Reproduce each of the rows below line for line, without changing any characters, and leave out the pictures.

(Supplied entries)
____________
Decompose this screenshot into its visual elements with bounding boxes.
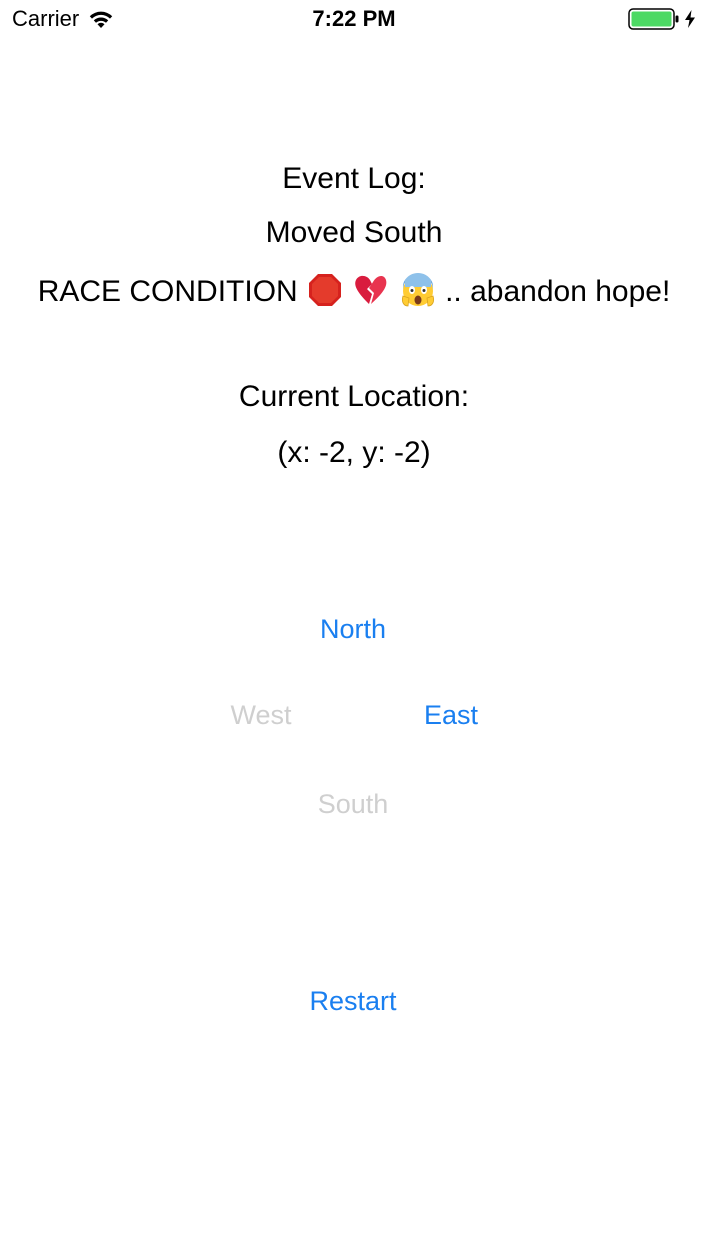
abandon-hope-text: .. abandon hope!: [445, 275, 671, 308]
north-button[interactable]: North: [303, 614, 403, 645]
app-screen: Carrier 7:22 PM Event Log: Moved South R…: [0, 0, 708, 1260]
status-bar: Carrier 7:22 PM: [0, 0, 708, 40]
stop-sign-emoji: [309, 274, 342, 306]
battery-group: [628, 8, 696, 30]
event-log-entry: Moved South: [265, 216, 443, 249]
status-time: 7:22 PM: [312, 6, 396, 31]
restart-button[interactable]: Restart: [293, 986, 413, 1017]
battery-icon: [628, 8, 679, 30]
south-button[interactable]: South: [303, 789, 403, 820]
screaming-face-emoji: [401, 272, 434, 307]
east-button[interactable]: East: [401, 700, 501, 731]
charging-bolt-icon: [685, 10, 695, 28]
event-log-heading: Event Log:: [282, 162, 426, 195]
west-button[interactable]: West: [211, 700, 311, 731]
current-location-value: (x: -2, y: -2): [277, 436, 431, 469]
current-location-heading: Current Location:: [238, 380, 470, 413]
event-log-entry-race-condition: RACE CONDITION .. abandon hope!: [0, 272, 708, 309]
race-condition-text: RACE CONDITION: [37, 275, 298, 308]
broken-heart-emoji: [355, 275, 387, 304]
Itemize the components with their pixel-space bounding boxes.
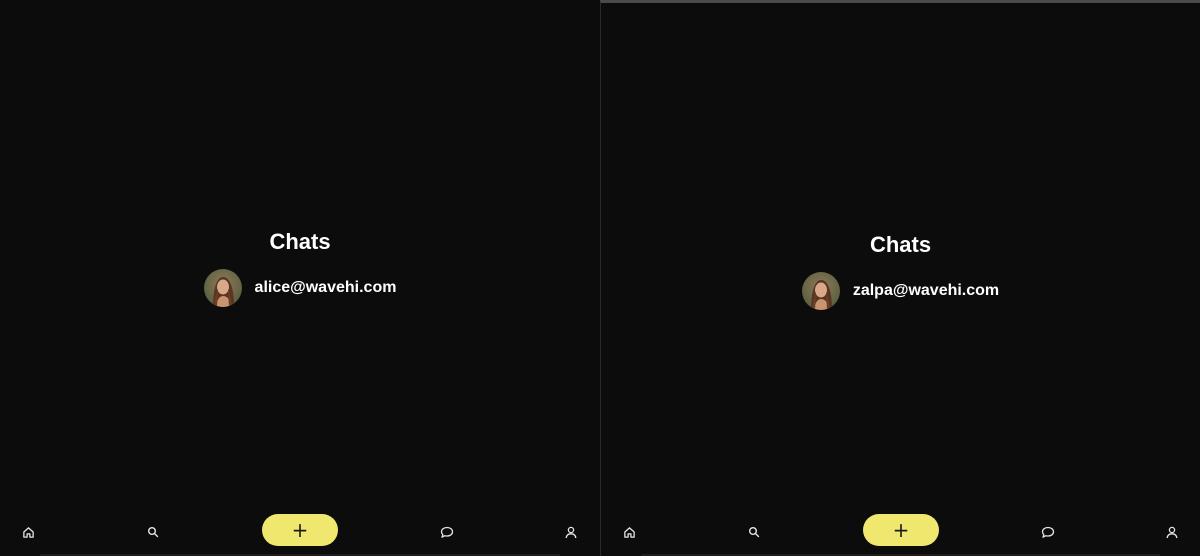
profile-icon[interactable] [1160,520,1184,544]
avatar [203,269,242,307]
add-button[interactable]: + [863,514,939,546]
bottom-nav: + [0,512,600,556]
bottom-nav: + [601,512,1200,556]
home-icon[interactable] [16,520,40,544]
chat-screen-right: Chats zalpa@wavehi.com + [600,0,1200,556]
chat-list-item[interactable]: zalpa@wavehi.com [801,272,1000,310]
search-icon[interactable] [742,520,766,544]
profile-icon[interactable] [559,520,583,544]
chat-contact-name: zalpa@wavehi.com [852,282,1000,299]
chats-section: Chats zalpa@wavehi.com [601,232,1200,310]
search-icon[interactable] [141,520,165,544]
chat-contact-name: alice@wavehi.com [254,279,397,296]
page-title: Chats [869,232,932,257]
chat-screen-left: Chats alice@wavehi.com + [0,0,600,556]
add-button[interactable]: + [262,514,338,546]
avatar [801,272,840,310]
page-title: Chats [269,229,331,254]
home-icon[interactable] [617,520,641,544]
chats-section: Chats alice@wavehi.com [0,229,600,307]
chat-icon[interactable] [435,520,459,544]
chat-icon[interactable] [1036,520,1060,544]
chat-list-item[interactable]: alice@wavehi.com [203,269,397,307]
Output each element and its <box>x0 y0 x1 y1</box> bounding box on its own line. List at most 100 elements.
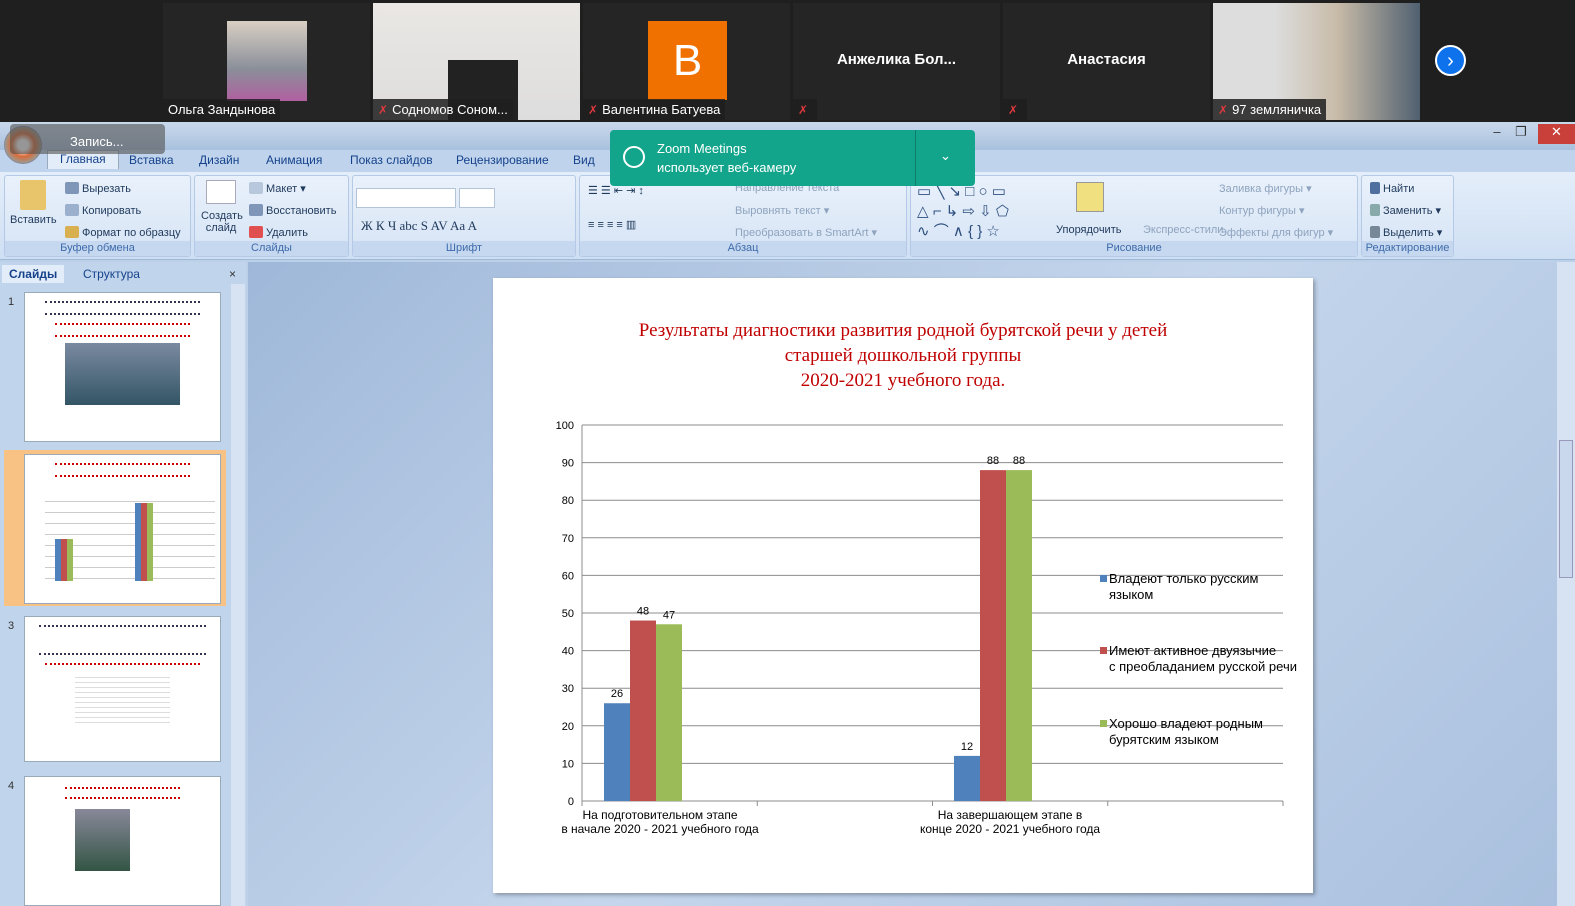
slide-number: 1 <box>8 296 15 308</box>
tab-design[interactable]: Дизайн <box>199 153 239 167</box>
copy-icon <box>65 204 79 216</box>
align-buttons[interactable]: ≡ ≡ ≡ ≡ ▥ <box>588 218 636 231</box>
____________
(Solution below)
Decompose this screenshot into its visual elements with bounding boxes.
abandon-hope-text: .. abandon hope!: [445, 275, 671, 308]
north-button[interactable]: North: [303, 614, 403, 645]
app-screen: Carrier 7:22 PM Event Log: Moved South R…: [0, 0, 708, 1260]
status-bar: Carrier 7:22 PM: [0, 0, 708, 40]
stop-sign-emoji: [309, 274, 342, 306]
battery-group: [628, 8, 696, 30]
event-log-entry: Moved South: [265, 216, 443, 249]
status-time: 7:22 PM: [312, 6, 396, 31]
restart-button[interactable]: Restart: [293, 986, 413, 1017]
battery-icon: [628, 8, 679, 30]
south-button[interactable]: South: [303, 789, 403, 820]
screaming-face-emoji: [401, 272, 434, 307]
east-button[interactable]: East: [401, 700, 501, 731]
charging-bolt-icon: [685, 10, 695, 28]
event-log-heading: Event Log:: [282, 162, 426, 195]
west-button[interactable]: West: [211, 700, 311, 731]
current-location-value: (x: -2, y: -2): [277, 436, 431, 469]
current-location-heading: Current Location:: [238, 380, 470, 413]
event-log-entry-race-condition: RACE CONDITION .. abandon hope!: [0, 272, 708, 309]
race-condition-text: RACE CONDITION: [37, 275, 298, 308]
broken-heart-emoji: [355, 275, 387, 304]
Itemize the components with their pixel-space bounding boxes.
profile-icon[interactable] [1160,520,1184,544]
avatar [203,269,242,307]
add-button[interactable]: + [863,514,939,546]
bottom-nav: + [0,512,600,556]
bottom-nav: + [601,512,1200,556]
home-icon[interactable] [16,520,40,544]
chat-screen-right: Chats zalpa@wavehi.com + [600,0,1200,556]
chat-list-item[interactable]: zalpa@wavehi.com [801,272,1000,310]
search-icon[interactable] [742,520,766,544]
profile-icon[interactable] [559,520,583,544]
chat-contact-name: zalpa@wavehi.com [852,282,1000,299]
chats-section: Chats zalpa@wavehi.com [601,232,1200,310]
search-icon[interactable] [141,520,165,544]
chat-contact-name: alice@wavehi.com [254,279,397,296]
page-title: Chats [869,232,932,257]
chat-screen-left: Chats alice@wavehi.com + [0,0,600,556]
add-button[interactable]: + [262,514,338,546]
avatar [801,272,840,310]
page-title: Chats [269,229,331,254]
home-icon[interactable] [617,520,641,544]
chats-section: Chats alice@wavehi.com [0,229,600,307]
chat-icon[interactable] [435,520,459,544]
chat-icon[interactable] [1036,520,1060,544]
chat-list-item[interactable]: alice@wavehi.com [203,269,397,307]
Output each element and its <box>x0 y0 x1 y1</box> bounding box on its own line. List at most 100 elements.
slide-number: 1 <box>8 296 15 308</box>
tab-design[interactable]: Дизайн <box>199 153 239 167</box>
copy-icon <box>65 204 79 216</box>
align-buttons[interactable]: ≡ ≡ ≡ ≡ ▥ <box>588 218 636 231</box>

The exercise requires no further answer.